— TASK DETAILS —
Pick out and copy every line below that has the word "text".

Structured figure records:

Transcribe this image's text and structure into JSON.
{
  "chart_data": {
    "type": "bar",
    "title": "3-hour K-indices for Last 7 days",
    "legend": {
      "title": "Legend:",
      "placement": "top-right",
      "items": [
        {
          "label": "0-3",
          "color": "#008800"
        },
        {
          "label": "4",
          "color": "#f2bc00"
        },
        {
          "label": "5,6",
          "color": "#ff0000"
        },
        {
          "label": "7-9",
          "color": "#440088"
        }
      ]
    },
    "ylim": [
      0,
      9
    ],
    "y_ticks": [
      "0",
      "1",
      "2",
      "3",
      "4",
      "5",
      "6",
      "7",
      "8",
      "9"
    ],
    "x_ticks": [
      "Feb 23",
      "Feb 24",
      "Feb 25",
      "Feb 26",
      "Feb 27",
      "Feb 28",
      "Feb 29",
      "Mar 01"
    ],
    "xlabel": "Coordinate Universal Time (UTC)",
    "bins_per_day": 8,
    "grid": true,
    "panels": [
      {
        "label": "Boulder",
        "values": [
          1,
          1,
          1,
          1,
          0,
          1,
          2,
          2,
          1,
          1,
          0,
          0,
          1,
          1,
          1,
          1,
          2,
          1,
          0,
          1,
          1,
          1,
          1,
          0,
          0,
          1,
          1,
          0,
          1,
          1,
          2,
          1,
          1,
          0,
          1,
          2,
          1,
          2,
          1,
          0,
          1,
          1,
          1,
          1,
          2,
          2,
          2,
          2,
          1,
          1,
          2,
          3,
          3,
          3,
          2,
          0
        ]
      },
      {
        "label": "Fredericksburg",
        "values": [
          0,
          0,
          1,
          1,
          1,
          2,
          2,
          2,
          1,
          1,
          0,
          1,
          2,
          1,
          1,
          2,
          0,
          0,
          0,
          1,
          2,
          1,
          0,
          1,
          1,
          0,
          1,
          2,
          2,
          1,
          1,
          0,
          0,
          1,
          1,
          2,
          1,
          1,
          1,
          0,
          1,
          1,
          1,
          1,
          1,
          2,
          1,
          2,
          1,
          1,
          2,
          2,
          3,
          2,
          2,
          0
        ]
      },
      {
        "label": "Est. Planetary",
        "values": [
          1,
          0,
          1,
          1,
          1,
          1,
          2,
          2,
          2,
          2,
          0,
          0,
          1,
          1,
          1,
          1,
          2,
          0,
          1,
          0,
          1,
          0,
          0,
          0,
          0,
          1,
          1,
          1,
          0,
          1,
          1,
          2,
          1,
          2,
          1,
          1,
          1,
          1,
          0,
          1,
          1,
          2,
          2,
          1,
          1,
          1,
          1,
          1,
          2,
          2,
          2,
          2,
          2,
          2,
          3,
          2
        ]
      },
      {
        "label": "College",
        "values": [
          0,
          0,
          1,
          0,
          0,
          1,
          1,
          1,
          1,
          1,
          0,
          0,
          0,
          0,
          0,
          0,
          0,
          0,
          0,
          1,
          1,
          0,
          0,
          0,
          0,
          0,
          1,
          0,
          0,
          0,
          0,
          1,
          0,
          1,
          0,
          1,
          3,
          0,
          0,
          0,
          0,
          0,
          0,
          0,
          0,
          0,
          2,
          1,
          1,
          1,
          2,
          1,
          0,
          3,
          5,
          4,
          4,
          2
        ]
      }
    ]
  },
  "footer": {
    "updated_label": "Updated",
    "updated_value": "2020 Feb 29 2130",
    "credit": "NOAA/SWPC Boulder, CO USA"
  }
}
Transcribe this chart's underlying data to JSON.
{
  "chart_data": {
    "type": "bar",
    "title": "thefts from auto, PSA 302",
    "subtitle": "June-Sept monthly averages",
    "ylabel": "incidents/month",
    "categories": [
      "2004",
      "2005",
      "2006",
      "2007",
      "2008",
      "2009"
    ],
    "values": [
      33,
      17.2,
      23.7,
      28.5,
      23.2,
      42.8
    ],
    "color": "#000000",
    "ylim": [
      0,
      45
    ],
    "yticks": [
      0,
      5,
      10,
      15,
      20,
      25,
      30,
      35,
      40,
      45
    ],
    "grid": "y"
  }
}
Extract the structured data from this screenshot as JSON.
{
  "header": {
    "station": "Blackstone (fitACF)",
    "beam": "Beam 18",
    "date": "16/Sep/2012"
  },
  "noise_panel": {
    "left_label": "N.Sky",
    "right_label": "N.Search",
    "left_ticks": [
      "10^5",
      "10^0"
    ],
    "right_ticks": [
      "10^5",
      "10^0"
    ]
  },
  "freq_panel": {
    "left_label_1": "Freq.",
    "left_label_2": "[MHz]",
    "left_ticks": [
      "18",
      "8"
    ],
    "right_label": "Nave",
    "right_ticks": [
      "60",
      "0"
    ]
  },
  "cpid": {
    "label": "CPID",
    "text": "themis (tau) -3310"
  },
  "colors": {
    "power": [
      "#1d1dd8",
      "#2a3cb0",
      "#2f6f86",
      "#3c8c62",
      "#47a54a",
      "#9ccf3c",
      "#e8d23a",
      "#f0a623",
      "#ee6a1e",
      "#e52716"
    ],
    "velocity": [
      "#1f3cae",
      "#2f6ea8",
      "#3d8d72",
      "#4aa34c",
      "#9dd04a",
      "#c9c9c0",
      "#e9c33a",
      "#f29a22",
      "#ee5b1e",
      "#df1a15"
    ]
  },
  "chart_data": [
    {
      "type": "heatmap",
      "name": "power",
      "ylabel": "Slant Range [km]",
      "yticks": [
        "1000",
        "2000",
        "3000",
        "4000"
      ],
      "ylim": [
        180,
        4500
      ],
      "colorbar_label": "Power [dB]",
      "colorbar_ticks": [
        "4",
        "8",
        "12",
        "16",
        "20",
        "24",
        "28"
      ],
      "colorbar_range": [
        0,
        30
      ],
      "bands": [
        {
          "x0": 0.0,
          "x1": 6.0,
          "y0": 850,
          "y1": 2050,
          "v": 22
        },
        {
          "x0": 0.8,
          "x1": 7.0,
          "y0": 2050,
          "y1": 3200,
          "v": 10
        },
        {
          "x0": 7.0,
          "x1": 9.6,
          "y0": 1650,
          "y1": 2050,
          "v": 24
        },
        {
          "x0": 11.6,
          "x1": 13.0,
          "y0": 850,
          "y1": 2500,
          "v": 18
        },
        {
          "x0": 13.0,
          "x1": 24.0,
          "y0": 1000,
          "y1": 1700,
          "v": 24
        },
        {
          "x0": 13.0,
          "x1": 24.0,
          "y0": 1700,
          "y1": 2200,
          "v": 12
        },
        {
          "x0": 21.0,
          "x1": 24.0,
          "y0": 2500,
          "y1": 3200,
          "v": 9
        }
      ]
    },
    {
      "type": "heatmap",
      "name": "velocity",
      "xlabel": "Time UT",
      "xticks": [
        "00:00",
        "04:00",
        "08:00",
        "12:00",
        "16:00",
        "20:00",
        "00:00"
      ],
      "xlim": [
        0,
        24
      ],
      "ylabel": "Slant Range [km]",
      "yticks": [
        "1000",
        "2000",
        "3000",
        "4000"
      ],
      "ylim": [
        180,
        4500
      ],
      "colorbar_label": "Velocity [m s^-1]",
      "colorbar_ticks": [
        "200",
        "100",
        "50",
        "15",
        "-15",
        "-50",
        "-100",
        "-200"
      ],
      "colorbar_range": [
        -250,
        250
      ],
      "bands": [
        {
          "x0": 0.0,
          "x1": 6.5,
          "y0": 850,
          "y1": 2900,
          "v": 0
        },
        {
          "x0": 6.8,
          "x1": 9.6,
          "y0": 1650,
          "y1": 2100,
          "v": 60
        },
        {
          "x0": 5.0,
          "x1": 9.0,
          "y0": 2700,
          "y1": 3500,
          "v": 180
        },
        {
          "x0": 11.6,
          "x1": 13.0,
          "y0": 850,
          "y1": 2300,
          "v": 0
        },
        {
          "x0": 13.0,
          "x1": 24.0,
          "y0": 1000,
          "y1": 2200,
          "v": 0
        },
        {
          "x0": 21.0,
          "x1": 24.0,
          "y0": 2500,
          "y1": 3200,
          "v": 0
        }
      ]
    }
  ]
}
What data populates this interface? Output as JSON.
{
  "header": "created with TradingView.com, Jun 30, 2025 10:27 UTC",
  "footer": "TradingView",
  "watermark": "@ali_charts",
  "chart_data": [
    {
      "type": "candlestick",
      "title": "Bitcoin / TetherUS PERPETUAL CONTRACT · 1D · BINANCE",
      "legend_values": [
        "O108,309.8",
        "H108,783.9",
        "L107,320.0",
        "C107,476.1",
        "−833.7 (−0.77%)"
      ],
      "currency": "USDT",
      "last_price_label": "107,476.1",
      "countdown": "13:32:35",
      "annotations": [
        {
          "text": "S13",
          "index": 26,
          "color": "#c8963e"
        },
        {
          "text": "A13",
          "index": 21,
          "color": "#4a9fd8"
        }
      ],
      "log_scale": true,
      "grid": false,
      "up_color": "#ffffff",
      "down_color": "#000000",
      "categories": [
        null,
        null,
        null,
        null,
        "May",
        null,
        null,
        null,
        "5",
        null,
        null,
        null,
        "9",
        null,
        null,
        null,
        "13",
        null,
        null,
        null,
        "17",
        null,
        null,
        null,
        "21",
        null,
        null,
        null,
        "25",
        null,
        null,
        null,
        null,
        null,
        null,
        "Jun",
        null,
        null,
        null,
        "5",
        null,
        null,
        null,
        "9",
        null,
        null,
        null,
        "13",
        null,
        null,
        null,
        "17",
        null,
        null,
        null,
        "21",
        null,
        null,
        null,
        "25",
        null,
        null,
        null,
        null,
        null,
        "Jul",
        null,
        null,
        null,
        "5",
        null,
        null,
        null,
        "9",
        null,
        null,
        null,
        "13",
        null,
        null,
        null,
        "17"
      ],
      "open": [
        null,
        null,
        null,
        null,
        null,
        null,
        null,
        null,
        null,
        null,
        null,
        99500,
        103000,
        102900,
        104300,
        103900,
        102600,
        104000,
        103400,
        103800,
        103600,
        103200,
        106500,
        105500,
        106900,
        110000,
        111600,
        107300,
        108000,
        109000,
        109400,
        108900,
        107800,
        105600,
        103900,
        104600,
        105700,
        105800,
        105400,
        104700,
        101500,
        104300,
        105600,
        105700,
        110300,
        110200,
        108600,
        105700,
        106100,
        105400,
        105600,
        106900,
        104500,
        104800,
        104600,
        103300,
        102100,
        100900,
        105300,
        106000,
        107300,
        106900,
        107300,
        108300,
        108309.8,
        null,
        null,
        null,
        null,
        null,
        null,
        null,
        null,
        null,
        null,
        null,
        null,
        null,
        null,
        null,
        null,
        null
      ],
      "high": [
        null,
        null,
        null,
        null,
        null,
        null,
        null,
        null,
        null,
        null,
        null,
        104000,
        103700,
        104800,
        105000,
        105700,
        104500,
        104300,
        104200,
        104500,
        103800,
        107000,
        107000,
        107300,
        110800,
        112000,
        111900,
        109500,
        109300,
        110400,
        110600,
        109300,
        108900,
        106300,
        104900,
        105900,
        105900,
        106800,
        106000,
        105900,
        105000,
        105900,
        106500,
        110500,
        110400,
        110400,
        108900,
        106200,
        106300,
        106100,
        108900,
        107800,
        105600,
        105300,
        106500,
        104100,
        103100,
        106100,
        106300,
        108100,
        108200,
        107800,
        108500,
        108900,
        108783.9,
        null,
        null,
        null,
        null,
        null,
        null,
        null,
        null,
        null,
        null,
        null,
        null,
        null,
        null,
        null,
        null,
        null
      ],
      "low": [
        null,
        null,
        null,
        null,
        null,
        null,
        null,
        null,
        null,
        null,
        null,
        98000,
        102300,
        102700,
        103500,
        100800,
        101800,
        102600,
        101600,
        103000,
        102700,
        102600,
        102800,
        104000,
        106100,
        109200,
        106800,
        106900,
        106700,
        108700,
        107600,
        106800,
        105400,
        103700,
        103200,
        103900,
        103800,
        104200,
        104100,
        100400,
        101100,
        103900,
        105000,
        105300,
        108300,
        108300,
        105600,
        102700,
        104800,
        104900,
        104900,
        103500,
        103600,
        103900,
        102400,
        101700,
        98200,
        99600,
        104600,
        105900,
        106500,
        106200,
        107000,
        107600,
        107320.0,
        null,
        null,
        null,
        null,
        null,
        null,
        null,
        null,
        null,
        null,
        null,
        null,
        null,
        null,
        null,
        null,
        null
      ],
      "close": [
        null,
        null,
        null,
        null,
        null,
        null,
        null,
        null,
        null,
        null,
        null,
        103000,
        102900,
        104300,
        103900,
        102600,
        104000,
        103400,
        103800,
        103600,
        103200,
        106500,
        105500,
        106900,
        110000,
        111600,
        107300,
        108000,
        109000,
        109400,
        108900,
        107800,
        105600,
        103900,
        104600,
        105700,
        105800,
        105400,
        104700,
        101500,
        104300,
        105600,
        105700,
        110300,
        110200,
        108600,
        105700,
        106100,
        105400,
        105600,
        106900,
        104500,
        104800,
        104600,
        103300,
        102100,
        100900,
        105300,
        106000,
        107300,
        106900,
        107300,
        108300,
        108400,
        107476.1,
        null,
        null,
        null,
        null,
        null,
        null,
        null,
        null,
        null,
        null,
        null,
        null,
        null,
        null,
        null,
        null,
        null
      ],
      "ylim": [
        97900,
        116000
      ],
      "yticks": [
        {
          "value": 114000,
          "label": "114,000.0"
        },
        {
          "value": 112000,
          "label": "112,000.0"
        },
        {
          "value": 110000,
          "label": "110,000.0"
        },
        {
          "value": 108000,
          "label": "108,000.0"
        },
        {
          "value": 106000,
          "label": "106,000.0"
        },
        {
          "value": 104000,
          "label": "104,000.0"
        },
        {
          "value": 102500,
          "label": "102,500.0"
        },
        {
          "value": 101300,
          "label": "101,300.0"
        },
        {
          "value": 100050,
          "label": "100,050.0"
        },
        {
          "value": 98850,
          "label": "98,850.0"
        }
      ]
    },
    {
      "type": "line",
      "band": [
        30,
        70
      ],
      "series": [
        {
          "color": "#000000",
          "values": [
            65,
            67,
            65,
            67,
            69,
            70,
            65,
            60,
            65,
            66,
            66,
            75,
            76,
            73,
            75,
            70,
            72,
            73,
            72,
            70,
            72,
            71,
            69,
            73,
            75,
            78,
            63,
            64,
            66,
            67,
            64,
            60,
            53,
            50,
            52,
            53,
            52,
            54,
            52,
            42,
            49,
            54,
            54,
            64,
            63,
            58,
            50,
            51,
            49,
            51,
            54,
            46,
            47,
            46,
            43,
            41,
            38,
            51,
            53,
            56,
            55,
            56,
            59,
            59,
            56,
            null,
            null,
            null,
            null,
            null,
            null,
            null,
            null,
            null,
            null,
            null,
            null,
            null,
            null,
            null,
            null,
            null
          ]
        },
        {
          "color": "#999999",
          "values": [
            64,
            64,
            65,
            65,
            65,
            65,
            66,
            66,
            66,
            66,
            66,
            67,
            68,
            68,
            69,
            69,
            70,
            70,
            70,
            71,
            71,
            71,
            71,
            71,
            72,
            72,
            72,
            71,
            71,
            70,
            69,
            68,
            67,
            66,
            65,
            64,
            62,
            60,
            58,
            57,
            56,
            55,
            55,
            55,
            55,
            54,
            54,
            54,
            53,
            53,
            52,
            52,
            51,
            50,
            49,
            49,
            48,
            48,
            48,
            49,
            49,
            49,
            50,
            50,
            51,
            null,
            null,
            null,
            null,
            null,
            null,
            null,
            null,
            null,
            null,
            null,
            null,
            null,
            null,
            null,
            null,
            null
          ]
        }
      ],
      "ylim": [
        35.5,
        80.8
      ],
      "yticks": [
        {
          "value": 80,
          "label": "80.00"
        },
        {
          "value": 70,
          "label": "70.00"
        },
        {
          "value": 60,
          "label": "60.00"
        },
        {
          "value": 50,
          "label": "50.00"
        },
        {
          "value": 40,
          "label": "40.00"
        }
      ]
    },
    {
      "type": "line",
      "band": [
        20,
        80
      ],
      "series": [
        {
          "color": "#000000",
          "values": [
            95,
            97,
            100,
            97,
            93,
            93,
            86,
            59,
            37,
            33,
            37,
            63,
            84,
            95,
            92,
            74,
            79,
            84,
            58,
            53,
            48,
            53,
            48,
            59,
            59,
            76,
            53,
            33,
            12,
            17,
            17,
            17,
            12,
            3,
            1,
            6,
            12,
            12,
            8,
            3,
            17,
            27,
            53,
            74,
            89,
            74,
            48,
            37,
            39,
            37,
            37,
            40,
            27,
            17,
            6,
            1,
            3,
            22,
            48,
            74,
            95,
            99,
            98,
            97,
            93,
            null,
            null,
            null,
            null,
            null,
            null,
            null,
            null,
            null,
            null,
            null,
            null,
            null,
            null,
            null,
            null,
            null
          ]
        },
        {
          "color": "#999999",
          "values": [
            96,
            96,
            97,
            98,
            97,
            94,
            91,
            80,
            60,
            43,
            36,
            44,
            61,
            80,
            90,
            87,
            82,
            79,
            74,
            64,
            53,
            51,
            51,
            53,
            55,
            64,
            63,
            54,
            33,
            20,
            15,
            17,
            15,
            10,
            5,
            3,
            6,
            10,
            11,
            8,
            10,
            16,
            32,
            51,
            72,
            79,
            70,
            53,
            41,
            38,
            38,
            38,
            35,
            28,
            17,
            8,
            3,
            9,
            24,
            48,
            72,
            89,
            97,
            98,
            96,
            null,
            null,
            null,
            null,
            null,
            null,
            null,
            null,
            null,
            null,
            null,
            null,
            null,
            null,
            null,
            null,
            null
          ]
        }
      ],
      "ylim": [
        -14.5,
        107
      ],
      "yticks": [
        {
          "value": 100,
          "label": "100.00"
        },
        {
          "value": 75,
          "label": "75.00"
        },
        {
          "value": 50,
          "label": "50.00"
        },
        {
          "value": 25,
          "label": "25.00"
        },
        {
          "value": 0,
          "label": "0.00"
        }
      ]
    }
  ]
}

— RESULT OF THIS EXERCISE —
Transcribe this image's text and structure into JSON.
    "text": "themis (tau) -3310"
          "text": "S13",
          "text": "A13",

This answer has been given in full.